*Text under study*.
*-*-*

Obviously I am not saying that a family is indicative of how a person is or that you can’t make it work if you hate your partner’s family and don’t get along with them, that would be ridiculous for me to say.
But having said that, I think that if you have a good rapport with the family of your partner and you like the atmosphere, how they treat you and how well you connect with them, you are a lot more likely to have common core values that will make your relationship work long term.
Look for qualities that mitigate each other’s faults
You are not perfect, there is something annoying about you, at least this is the case for most normal people. Sometimes it is much better to find someone who can easily tolerate or even embrace these faults of yours, rather than changing yourself completely.
Maybe your partner is very opinionated and talkative in a way that may alienate others and you are shy and a little socially awkward. That can work to both of your advantages, you will be able to be a better listener while at the same time your partner may be able to raise you up in social contexts.
Look at what they do, not what they say
Don’t be deluded if they tell you they would swim across the Atlantic ocean for you, instead just look at what they do.
This applies to everyone you meet in life. I have often met people who can come across as jerks when they open their mouths but their actions say otherwise, and vice versa, I have met people who are very superficially nice, but when you boil it all down, they are full of shit.
If I am only buying a coffee from you I don’t care if you are fake nice, because for that short of an interaction, I actually prefer you to be fake rather than rude. But when I need to share space with someone for a long time or I am in a relationship I prefer to focus on actions rather than words, because ultimately that’s the person you are truly dealing with.
I personally always try to underpromise and overdeliver, sometimes to a fault. I really don’t like to promise anything at all, in case I have to feel the shame and the regret of failing at it. So whenever I am in a relationship sometimes I come across as a little unromantic in my statements, even if I truly feel different. This may not be the most ideal approach though, as I’ve noticed that sometimes people take me too literally for what I say and not what I mean, even if my actions clearly say otherwise, so perhaps you should find a balance for yourself.

*-*-*

*Material provided*.
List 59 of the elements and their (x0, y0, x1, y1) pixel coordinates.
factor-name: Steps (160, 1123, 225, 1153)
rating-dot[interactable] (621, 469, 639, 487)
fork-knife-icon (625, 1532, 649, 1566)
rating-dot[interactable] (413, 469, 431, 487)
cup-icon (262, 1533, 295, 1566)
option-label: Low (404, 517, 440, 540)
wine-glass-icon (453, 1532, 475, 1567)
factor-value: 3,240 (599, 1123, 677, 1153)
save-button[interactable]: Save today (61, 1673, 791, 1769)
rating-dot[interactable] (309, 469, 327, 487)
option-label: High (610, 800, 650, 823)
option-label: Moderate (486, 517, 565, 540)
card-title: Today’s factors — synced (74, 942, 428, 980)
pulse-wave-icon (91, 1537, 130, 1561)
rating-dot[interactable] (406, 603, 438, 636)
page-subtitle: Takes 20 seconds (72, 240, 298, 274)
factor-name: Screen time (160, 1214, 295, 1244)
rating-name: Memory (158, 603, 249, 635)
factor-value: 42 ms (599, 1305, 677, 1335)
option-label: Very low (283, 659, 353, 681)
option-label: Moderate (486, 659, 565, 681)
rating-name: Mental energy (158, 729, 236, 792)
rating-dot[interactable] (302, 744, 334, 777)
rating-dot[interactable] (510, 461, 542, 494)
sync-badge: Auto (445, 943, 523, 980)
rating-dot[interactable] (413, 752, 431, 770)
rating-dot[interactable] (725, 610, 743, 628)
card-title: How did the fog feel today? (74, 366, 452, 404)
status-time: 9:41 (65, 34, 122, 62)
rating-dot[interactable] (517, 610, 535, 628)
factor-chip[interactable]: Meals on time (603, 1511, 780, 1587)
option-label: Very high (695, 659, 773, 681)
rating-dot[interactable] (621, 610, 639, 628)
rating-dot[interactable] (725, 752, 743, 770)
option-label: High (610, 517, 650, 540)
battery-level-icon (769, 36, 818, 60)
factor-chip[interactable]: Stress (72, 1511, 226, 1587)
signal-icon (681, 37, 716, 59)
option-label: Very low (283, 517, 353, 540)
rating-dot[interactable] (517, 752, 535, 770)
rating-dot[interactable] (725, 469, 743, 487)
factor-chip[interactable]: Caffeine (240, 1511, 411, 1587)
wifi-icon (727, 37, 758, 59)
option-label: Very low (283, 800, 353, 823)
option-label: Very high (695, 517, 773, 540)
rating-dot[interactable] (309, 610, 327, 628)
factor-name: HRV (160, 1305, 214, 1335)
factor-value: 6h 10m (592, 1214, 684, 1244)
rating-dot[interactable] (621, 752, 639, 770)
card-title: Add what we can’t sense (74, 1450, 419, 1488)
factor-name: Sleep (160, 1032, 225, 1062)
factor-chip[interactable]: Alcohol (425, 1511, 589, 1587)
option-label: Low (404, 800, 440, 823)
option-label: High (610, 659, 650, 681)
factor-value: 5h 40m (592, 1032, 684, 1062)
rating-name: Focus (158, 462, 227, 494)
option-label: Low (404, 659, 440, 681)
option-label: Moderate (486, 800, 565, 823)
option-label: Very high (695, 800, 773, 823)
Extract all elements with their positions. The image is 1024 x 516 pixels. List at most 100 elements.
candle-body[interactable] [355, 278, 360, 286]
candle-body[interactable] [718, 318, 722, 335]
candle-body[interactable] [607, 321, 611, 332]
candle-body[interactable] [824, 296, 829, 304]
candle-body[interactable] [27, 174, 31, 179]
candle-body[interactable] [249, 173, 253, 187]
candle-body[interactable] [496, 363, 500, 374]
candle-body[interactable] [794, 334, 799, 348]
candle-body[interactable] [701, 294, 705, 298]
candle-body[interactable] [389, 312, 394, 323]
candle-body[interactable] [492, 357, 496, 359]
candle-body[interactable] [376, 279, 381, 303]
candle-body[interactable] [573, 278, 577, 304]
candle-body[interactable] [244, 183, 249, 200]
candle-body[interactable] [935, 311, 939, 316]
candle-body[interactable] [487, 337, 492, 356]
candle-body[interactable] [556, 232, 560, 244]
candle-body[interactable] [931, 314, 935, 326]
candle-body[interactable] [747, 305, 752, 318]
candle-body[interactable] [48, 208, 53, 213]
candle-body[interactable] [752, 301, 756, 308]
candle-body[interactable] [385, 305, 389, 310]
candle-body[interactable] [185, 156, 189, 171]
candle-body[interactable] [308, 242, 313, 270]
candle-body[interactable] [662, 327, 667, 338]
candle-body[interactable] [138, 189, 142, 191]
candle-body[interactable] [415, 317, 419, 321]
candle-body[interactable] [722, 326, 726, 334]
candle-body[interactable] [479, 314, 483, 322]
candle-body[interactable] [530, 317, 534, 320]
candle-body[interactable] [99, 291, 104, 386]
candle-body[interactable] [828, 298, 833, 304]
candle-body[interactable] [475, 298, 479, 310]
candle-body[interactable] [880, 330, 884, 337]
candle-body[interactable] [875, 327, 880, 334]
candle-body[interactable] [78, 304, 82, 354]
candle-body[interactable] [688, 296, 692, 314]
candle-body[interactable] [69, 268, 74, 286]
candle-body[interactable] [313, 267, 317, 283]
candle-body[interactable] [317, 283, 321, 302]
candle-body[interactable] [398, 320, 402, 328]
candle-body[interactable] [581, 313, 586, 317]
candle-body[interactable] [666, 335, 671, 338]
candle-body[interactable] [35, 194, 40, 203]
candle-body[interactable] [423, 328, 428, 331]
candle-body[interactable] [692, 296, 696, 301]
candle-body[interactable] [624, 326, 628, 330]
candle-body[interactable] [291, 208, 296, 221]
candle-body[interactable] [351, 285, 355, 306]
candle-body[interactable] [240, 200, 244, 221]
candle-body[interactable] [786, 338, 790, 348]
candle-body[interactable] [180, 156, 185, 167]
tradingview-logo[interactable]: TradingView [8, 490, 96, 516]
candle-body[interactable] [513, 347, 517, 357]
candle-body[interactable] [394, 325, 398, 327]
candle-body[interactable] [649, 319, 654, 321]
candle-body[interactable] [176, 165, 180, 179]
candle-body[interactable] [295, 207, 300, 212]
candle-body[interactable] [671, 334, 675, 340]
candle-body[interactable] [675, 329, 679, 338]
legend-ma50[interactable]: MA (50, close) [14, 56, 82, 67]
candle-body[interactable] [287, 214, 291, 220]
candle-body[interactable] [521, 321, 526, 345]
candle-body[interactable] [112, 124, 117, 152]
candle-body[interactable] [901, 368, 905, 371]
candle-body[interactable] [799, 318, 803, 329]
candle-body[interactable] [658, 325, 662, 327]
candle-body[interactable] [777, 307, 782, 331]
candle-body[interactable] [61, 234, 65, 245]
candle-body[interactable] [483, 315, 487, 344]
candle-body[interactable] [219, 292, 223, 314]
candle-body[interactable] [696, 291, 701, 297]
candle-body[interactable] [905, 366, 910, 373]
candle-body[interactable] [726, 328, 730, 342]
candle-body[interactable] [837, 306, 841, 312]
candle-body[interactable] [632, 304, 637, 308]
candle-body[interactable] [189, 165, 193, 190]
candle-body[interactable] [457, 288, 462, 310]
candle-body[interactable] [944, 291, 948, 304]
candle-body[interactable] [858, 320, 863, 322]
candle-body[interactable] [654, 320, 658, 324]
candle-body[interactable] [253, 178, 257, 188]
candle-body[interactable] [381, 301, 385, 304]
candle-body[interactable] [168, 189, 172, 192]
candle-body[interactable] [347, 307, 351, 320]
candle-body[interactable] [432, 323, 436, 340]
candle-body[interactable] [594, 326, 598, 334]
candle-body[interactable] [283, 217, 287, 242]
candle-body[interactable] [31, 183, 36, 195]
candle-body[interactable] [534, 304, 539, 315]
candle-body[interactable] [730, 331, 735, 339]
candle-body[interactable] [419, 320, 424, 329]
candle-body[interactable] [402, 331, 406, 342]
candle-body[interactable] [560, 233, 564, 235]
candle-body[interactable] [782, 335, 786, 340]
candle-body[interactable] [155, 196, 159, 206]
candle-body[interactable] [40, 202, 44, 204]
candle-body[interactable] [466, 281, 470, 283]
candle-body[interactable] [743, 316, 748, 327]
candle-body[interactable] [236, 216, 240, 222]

*-*-*

*Using the information*.
A. Name every personal trait given in the relationship advice text's sentence that begins "Maybe your partner is very opinionated".
B. Continue the relationship advice text after its final sentence, which ends "so perhaps you should find a balance for yourself."

*Responses per task*.
A. Opinionated, talkative, shy, a little socially awkward

B.
Read positive intent
Unless you have very good evidence and previous history to indicate that your partner is really attacking you (or anyone in general), there is no sense in you reading negative intent, especially if what’s said really has no effect in your life. You will just become resentful and bitter and ruin the relationship.
If for example your partner says you look thinner in another dress, there is no sense in interpreting it as him calling you fat. It may very well be that he means just that.
If you keep reading ill-intent over trivial things your relationship will go downhill very fast. Generally when you feel attacked by every statement, it says a lot more about how you see yourself than what the other person means, just think about that.
Keep your feet on the ground when looking for love, it is okay to have a checklist of what you want, but be realistic that you may not able to find everything you want without significant drawbacks. Remember that life is not a Hollywood movie, even the most beautiful and truthful “romantic stories” like Titanic and Romeo and Juliet are only so intense because they depict a short affair and the honey moon period of a relationship, when you stretch any romantic relationships problems will always show, it’s how you deal with this issues that will determine whether your relationship lasts or not.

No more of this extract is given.